• [Job]: Output all lines exactly, with nothing added or dropped.

• [Supplied data]:
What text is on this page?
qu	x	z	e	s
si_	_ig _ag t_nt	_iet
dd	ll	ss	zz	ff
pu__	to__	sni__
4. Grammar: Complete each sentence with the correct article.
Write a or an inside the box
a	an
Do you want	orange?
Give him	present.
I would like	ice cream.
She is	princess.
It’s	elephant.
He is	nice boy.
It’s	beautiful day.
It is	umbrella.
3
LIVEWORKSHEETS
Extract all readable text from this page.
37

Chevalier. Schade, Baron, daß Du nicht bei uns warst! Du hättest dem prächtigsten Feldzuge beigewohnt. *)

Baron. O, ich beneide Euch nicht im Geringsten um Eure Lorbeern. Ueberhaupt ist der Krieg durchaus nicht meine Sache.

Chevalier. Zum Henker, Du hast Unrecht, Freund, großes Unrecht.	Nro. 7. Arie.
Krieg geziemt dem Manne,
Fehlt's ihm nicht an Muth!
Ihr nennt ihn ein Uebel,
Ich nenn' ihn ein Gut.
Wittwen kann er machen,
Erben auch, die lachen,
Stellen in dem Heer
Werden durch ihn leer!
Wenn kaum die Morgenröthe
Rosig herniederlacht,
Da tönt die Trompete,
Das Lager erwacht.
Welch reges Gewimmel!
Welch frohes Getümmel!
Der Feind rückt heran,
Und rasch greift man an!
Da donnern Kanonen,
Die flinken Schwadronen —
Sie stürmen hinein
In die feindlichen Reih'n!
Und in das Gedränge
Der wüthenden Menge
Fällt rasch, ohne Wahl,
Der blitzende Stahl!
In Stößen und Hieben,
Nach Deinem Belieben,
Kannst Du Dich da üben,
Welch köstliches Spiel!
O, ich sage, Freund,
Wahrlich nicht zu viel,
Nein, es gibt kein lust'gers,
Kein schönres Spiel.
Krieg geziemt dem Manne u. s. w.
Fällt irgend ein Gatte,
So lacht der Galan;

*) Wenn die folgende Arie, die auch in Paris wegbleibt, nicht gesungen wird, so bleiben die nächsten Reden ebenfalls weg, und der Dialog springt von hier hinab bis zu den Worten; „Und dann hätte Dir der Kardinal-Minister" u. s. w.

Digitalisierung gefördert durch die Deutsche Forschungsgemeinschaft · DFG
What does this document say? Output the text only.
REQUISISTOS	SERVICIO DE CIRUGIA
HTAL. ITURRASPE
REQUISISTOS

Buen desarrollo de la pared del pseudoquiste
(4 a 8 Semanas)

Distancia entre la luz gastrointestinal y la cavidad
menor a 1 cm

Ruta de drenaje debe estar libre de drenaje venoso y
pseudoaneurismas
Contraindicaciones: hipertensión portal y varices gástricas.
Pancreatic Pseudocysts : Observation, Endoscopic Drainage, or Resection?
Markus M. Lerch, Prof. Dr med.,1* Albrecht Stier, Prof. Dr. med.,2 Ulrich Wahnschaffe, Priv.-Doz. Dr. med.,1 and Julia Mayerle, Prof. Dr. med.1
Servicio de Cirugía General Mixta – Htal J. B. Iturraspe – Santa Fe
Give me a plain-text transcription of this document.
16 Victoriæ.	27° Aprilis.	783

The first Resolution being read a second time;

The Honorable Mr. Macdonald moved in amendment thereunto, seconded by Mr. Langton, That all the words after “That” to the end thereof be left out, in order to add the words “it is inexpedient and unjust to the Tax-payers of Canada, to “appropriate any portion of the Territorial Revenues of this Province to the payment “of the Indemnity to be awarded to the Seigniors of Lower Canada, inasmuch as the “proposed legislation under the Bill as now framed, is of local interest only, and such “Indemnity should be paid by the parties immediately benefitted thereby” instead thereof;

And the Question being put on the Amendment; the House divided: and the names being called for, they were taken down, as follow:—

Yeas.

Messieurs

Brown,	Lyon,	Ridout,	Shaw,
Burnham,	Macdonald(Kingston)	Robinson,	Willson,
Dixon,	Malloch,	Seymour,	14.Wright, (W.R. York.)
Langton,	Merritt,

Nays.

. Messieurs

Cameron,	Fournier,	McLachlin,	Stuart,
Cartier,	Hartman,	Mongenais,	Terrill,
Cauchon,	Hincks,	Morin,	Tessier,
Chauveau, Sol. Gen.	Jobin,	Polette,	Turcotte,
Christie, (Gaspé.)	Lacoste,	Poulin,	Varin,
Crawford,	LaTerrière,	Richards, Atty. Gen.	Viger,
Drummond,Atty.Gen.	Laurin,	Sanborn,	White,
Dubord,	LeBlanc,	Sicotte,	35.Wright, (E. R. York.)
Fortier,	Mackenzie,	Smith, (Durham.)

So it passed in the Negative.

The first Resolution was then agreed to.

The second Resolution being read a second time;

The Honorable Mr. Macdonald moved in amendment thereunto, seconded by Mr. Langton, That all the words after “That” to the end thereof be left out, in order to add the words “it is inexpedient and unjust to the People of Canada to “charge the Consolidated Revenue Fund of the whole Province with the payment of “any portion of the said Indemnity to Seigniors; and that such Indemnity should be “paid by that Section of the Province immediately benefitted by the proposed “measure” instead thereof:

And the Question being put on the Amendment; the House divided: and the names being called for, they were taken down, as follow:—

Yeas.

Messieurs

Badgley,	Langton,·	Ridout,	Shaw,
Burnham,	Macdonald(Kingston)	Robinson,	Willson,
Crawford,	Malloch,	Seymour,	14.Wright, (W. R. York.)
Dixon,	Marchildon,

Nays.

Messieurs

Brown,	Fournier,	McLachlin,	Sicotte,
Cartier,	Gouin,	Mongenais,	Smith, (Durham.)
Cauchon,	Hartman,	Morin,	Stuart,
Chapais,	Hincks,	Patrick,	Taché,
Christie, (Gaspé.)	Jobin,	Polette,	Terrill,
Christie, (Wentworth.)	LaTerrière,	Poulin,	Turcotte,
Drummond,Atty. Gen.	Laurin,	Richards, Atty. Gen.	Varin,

• [Written answer]:
What text is on this page?
qu	x	z	e	s
si_	_ig _ag t_nt	_iet
dd	ll	ss	zz	ff
pu__	to__	sni__
4. Grammar: Complete each sentence with the correct article.
Write a or an inside the box
a	an
Do you want	orange?
Give him	present.
I would like	ice cream.
She is	princess.
It’s	elephant.
He is	nice boy.
It’s	beautiful day.
It is	umbrella.
3
LIVEWORKSHEETS
Extract all readable text from this page.
37

Chevalier. Schade, Baron, daß Du nicht bei uns warst! Du hättest dem prächtigsten Feldzuge beigewohnt. *)

Baron. O, ich beneide Euch nicht im Geringsten um Eure Lorbeern. Ueberhaupt ist der Krieg durchaus nicht meine Sache.

Chevalier. Zum Henker, Du hast Unrecht, Freund, großes Unrecht.	Nro. 7. Arie.
Krieg geziemt dem Manne,
Fehlt's ihm nicht an Muth!
Ihr nennt ihn ein Uebel,
Ich nenn' ihn ein Gut.
Wittwen kann er machen,
Erben auch, die lachen,
Stellen in dem Heer
Werden durch ihn leer!
Wenn kaum die Morgenröthe
Rosig herniederlacht,
Da tönt die Trompete,
Das Lager erwacht.
Welch reges Gewimmel!
Welch frohes Getümmel!
Der Feind rückt heran,
Und rasch greift man an!
Da donnern Kanonen,
Die flinken Schwadronen —
Sie stürmen hinein
In die feindlichen Reih'n!
Und in das Gedränge
Der wüthenden Menge
Fällt rasch, ohne Wahl,
Der blitzende Stahl!
In Stößen und Hieben,
Nach Deinem Belieben,
Kannst Du Dich da üben,
Welch köstliches Spiel!
O, ich sage, Freund,
Wahrlich nicht zu viel,
Nein, es gibt kein lust'gers,
Kein schönres Spiel.
Krieg geziemt dem Manne u. s. w.
Fällt irgend ein Gatte,
So lacht der Galan;

*) Wenn die folgende Arie, die auch in Paris wegbleibt, nicht gesungen wird, so bleiben die nächsten Reden ebenfalls weg, und der Dialog springt von hier hinab bis zu den Worten; „Und dann hätte Dir der Kardinal-Minister" u. s. w.

Digitalisierung gefördert durch die Deutsche Forschungsgemeinschaft · DFG
What does this document say? Output the text only.
REQUISISTOS	SERVICIO DE CIRUGIA
HTAL. ITURRASPE
REQUISISTOS

Buen desarrollo de la pared del pseudoquiste
(4 a 8 Semanas)

Distancia entre la luz gastrointestinal y la cavidad
menor a 1 cm

Ruta de drenaje debe estar libre de drenaje venoso y
pseudoaneurismas
Contraindicaciones: hipertensión portal y varices gástricas.
Pancreatic Pseudocysts : Observation, Endoscopic Drainage, or Resection?
Markus M. Lerch, Prof. Dr med.,1* Albrecht Stier, Prof. Dr. med.,2 Ulrich Wahnschaffe, Priv.-Doz. Dr. med.,1 and Julia Mayerle, Prof. Dr. med.1
Servicio de Cirugía General Mixta – Htal J. B. Iturraspe – Santa Fe
Give me a plain-text transcription of this document.
16 Victoriæ.	27° Aprilis.	783

The first Resolution being read a second time;

The Honorable Mr. Macdonald moved in amendment thereunto, seconded by Mr. Langton, That all the words after “That” to the end thereof be left out, in order to add the words “it is inexpedient and unjust to the Tax-payers of Canada, to “appropriate any portion of the Territorial Revenues of this Province to the payment “of the Indemnity to be awarded to the Seigniors of Lower Canada, inasmuch as the “proposed legislation under the Bill as now framed, is of local interest only, and such “Indemnity should be paid by the parties immediately benefitted thereby” instead thereof;

And the Question being put on the Amendment; the House divided: and the names being called for, they were taken down, as follow:—

Yeas.

Messieurs

Brown,	Lyon,	Ridout,	Shaw,
Burnham,	Macdonald(Kingston)	Robinson,	Willson,
Dixon,	Malloch,	Seymour,	14.Wright, (W.R. York.)
Langton,	Merritt,

Nays.

. Messieurs

Cameron,	Fournier,	McLachlin,	Stuart,
Cartier,	Hartman,	Mongenais,	Terrill,
Cauchon,	Hincks,	Morin,	Tessier,
Chauveau, Sol. Gen.	Jobin,	Polette,	Turcotte,
Christie, (Gaspé.)	Lacoste,	Poulin,	Varin,
Crawford,	LaTerrière,	Richards, Atty. Gen.	Viger,
Drummond,Atty.Gen.	Laurin,	Sanborn,	White,
Dubord,	LeBlanc,	Sicotte,	35.Wright, (E. R. York.)
Fortier,	Mackenzie,	Smith, (Durham.)

So it passed in the Negative.

The first Resolution was then agreed to.

The second Resolution being read a second time;

The Honorable Mr. Macdonald moved in amendment thereunto, seconded by Mr. Langton, That all the words after “That” to the end thereof be left out, in order to add the words “it is inexpedient and unjust to the People of Canada to “charge the Consolidated Revenue Fund of the whole Province with the payment of “any portion of the said Indemnity to Seigniors; and that such Indemnity should be “paid by that Section of the Province immediately benefitted by the proposed “measure” instead thereof:

And the Question being put on the Amendment; the House divided: and the names being called for, they were taken down, as follow:—

Yeas.

Messieurs

Badgley,	Langton,·	Ridout,	Shaw,
Burnham,	Macdonald(Kingston)	Robinson,	Willson,
Crawford,	Malloch,	Seymour,	14.Wright, (W. R. York.)
Dixon,	Marchildon,

Nays.

Messieurs

Brown,	Fournier,	McLachlin,	Sicotte,
Cartier,	Gouin,	Mongenais,	Smith, (Durham.)
Cauchon,	Hartman,	Morin,	Stuart,
Chapais,	Hincks,	Patrick,	Taché,
Christie, (Gaspé.)	Jobin,	Polette,	Terrill,
Christie, (Wentworth.)	LaTerrière,	Poulin,	Turcotte,
Drummond,Atty. Gen.	Laurin,	Richards, Atty. Gen.	Varin,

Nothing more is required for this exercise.